_What the task requires:_ Gather each line containing the string "Published" from these entries.

_Exercise materials:_
>> Begin

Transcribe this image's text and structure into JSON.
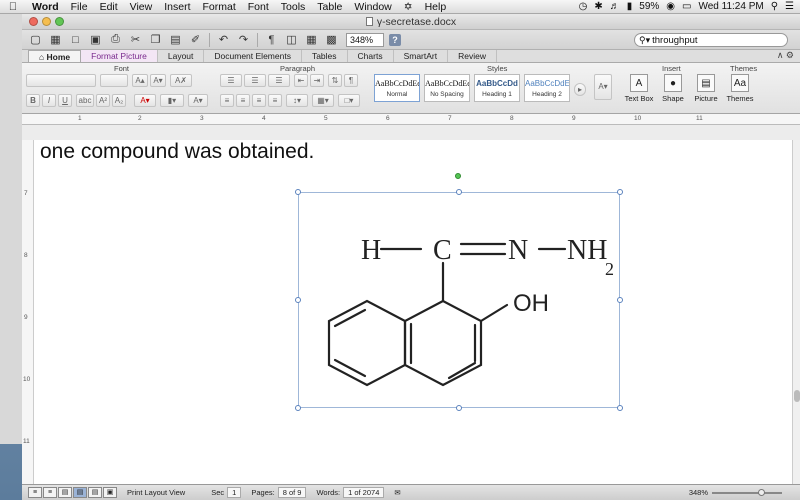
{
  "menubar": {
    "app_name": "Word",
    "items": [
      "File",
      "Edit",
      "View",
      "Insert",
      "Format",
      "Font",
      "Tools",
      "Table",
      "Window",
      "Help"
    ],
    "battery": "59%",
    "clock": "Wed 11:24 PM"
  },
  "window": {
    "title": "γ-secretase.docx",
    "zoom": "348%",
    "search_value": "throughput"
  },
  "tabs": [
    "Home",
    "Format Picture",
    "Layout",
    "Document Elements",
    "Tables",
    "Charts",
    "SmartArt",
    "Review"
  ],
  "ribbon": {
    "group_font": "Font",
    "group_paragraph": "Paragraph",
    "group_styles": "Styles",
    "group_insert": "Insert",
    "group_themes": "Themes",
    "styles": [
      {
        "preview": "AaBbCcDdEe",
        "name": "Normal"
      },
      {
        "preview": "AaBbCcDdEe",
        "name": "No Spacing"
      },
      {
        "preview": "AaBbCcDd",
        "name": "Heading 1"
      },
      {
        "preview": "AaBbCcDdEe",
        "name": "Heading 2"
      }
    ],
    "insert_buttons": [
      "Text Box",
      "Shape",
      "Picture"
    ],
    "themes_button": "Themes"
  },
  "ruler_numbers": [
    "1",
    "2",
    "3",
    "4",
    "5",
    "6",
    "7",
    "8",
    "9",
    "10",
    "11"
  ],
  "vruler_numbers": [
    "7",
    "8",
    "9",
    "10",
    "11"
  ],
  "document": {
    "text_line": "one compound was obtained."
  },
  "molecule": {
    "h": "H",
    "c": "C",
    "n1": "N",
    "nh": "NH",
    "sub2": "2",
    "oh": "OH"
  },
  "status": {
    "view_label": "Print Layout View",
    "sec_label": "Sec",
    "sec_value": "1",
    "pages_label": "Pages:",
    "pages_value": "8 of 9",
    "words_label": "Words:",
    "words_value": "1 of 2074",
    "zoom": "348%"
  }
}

>> End
>> Begin

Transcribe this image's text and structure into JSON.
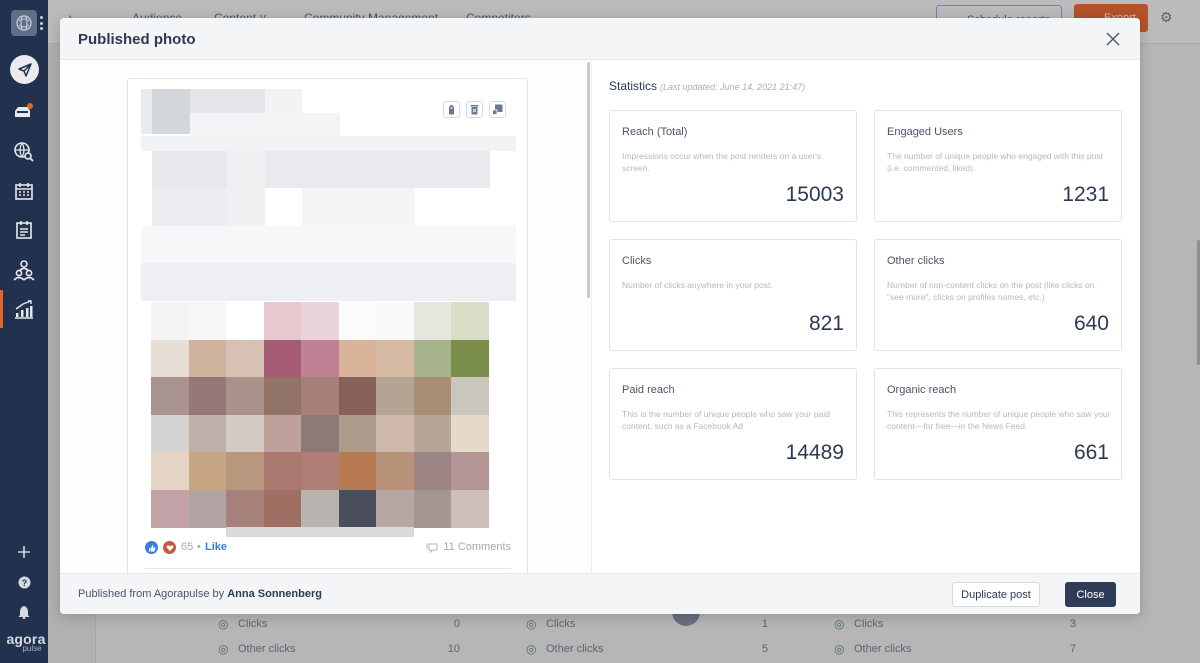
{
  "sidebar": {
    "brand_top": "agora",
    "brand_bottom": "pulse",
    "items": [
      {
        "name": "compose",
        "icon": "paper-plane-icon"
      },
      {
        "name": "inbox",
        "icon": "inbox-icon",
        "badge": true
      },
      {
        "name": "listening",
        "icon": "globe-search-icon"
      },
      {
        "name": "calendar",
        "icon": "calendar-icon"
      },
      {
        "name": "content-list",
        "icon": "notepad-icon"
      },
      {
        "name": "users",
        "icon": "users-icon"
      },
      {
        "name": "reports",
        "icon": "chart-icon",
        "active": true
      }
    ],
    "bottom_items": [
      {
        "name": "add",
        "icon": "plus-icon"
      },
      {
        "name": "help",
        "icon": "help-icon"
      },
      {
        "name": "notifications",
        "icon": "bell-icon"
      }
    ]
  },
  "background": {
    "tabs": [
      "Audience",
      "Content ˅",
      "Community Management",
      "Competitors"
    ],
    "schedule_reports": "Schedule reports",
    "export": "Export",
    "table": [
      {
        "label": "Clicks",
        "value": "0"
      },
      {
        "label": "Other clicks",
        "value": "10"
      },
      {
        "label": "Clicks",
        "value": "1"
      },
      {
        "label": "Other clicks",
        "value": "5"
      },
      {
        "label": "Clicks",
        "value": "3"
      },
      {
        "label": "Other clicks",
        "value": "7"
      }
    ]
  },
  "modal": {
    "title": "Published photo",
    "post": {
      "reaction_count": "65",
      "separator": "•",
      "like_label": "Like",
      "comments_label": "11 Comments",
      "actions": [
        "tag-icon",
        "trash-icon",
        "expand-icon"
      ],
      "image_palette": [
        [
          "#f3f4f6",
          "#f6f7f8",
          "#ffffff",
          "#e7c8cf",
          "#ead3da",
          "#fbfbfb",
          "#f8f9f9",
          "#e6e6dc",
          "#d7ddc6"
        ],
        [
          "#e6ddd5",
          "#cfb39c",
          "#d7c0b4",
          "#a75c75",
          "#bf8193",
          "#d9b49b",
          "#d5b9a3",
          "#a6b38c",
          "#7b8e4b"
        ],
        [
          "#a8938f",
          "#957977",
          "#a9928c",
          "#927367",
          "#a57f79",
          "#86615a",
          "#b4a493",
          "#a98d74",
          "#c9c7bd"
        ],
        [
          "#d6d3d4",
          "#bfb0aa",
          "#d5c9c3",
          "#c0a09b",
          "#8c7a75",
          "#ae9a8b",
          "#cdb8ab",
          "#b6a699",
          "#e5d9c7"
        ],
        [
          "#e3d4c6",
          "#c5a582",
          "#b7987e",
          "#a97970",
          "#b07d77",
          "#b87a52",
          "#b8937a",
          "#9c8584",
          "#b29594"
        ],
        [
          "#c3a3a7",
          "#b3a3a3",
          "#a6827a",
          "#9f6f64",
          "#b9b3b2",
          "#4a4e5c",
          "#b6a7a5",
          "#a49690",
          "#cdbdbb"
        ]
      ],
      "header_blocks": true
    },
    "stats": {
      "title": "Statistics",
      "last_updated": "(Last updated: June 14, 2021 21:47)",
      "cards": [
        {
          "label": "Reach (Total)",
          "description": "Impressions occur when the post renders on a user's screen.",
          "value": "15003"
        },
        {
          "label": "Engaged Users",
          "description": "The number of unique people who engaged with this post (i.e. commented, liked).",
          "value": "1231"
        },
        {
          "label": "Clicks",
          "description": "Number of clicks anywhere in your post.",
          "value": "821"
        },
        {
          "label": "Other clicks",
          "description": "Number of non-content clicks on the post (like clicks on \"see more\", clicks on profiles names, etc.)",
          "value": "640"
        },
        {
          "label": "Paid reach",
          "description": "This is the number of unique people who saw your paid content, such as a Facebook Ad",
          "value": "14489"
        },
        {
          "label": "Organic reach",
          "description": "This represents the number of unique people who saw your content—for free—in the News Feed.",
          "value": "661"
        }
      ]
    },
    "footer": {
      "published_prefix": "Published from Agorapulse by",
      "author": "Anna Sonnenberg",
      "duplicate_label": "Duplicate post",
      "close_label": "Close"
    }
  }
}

>> End

_Result below:_
    "title": "Published photo",
      "published_prefix": "Published from Agorapulse by",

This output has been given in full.